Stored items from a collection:
>> Start

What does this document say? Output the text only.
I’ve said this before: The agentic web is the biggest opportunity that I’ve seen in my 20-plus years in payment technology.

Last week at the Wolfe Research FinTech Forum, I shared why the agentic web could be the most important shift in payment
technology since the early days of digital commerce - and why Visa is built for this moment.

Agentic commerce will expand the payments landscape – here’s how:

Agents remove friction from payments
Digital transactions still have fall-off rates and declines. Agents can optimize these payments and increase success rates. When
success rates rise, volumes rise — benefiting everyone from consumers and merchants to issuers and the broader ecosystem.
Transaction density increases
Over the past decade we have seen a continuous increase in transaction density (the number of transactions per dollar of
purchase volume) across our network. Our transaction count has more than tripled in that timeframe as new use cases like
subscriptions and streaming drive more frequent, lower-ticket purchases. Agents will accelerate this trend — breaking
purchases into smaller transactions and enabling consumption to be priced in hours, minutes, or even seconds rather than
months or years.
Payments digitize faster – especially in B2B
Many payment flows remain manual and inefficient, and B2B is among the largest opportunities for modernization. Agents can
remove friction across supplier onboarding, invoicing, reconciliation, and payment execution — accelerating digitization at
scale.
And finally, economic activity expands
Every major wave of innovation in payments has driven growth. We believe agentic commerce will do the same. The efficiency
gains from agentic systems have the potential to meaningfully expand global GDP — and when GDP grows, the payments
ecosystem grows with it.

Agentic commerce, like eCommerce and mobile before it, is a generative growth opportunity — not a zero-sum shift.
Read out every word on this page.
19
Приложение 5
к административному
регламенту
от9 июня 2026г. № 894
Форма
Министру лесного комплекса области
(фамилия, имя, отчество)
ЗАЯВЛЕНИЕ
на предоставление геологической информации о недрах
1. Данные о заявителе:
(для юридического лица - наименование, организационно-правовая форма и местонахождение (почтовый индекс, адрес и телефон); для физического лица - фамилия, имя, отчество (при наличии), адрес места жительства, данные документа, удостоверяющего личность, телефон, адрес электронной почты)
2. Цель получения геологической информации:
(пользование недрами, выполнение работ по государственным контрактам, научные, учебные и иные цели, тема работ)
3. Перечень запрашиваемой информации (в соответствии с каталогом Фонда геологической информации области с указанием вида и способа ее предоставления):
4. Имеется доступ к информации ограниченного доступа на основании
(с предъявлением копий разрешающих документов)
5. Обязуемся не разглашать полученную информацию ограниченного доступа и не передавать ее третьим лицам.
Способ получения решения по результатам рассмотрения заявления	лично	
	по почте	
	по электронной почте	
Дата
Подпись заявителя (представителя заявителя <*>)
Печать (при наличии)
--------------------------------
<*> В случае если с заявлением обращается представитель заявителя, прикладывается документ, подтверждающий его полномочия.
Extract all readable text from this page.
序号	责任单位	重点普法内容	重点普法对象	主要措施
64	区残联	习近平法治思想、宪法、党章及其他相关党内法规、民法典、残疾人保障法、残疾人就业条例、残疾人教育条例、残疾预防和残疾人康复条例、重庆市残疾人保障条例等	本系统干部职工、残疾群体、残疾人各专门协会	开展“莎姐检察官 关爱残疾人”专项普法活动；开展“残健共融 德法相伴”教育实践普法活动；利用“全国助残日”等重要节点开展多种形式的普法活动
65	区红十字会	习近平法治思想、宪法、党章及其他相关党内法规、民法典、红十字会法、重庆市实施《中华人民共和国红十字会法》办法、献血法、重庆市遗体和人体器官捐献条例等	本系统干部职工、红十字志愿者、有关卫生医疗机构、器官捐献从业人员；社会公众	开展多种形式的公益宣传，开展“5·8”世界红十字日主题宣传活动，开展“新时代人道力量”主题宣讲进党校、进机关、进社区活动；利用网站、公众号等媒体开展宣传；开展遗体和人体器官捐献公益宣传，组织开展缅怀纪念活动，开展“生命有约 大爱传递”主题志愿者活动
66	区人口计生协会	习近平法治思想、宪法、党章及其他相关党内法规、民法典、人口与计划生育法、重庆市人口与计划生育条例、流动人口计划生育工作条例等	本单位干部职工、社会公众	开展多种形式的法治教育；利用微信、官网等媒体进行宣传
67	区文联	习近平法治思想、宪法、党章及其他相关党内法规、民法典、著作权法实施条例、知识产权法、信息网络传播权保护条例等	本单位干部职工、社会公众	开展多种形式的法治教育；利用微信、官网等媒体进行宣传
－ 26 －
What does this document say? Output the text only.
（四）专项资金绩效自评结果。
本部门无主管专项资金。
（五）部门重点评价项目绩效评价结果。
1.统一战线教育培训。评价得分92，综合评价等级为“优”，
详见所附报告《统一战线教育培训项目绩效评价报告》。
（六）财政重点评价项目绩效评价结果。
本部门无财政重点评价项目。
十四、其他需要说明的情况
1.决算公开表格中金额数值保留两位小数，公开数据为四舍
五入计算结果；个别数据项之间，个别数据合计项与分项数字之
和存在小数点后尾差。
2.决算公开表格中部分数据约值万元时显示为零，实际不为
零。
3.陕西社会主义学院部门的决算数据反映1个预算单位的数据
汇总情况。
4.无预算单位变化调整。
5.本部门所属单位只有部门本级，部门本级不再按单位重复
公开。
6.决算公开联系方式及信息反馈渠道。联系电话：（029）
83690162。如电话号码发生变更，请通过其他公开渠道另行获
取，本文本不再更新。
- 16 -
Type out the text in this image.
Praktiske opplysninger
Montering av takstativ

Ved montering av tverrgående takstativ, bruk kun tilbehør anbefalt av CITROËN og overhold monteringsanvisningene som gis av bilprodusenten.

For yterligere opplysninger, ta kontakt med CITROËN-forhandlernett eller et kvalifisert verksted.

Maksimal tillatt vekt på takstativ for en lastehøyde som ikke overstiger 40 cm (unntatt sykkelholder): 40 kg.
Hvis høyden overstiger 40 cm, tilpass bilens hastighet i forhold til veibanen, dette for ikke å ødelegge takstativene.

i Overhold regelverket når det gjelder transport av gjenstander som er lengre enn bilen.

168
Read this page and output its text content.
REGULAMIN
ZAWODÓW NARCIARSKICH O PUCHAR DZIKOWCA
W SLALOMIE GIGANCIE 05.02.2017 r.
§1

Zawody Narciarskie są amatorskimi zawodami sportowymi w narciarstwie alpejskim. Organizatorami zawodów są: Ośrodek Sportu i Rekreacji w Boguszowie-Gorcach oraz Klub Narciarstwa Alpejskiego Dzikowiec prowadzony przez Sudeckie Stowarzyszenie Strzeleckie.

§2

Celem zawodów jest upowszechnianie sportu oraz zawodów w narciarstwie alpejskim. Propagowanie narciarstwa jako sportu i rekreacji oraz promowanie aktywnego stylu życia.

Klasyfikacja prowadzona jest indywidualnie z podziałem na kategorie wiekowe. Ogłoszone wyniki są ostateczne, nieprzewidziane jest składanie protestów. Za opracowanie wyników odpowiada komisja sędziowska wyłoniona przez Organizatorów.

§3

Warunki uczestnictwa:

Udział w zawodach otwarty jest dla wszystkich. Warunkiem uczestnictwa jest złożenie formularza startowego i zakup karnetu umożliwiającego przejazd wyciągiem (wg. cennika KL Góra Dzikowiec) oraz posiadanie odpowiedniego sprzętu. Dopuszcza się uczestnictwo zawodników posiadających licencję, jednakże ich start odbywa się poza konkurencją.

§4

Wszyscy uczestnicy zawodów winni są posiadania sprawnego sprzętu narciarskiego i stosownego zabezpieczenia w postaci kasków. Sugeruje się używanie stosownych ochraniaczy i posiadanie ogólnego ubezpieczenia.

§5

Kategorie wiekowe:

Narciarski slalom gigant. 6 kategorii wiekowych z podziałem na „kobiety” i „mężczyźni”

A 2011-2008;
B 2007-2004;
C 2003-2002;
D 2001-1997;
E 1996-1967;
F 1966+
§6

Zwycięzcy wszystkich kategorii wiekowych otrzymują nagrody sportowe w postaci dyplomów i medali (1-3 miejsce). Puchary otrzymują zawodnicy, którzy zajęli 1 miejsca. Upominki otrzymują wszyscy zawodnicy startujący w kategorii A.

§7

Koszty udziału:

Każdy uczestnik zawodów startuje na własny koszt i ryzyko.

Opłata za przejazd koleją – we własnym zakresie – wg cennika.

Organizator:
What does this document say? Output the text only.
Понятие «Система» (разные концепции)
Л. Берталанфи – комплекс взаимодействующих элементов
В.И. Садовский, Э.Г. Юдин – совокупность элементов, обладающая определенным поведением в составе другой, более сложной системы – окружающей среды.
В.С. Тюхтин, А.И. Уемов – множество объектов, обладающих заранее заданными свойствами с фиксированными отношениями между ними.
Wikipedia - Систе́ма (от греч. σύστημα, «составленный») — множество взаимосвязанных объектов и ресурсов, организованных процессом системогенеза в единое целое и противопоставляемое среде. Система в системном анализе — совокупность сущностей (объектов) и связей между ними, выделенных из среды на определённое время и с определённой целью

>> End

● Given request: Make a copy of each line that contains the string "本系统干部职工".

● Completed exercise:
64	区残联	习近平法治思想、宪法、党章及其他相关党内法规、民法典、残疾人保障法、残疾人就业条例、残疾人教育条例、残疾预防和残疾人康复条例、重庆市残疾人保障条例等	本系统干部职工、残疾群体、残疾人各专门协会	开展“莎姐检察官 关爱残疾人”专项普法活动；开展“残健共融 德法相伴”教育实践普法活动；利用“全国助残日”等重要节点开展多种形式的普法活动
65	区红十字会	习近平法治思想、宪法、党章及其他相关党内法规、民法典、红十字会法、重庆市实施《中华人民共和国红十字会法》办法、献血法、重庆市遗体和人体器官捐献条例等	本系统干部职工、红十字志愿者、有关卫生医疗机构、器官捐献从业人员；社会公众	开展多种形式的公益宣传，开展“5·8”世界红十字日主题宣传活动，开展“新时代人道力量”主题宣讲进党校、进机关、进社区活动；利用网站、公众号等媒体开展宣传；开展遗体和人体器官捐献公益宣传，组织开展缅怀纪念活动，开展“生命有约 大爱传递”主题志愿者活动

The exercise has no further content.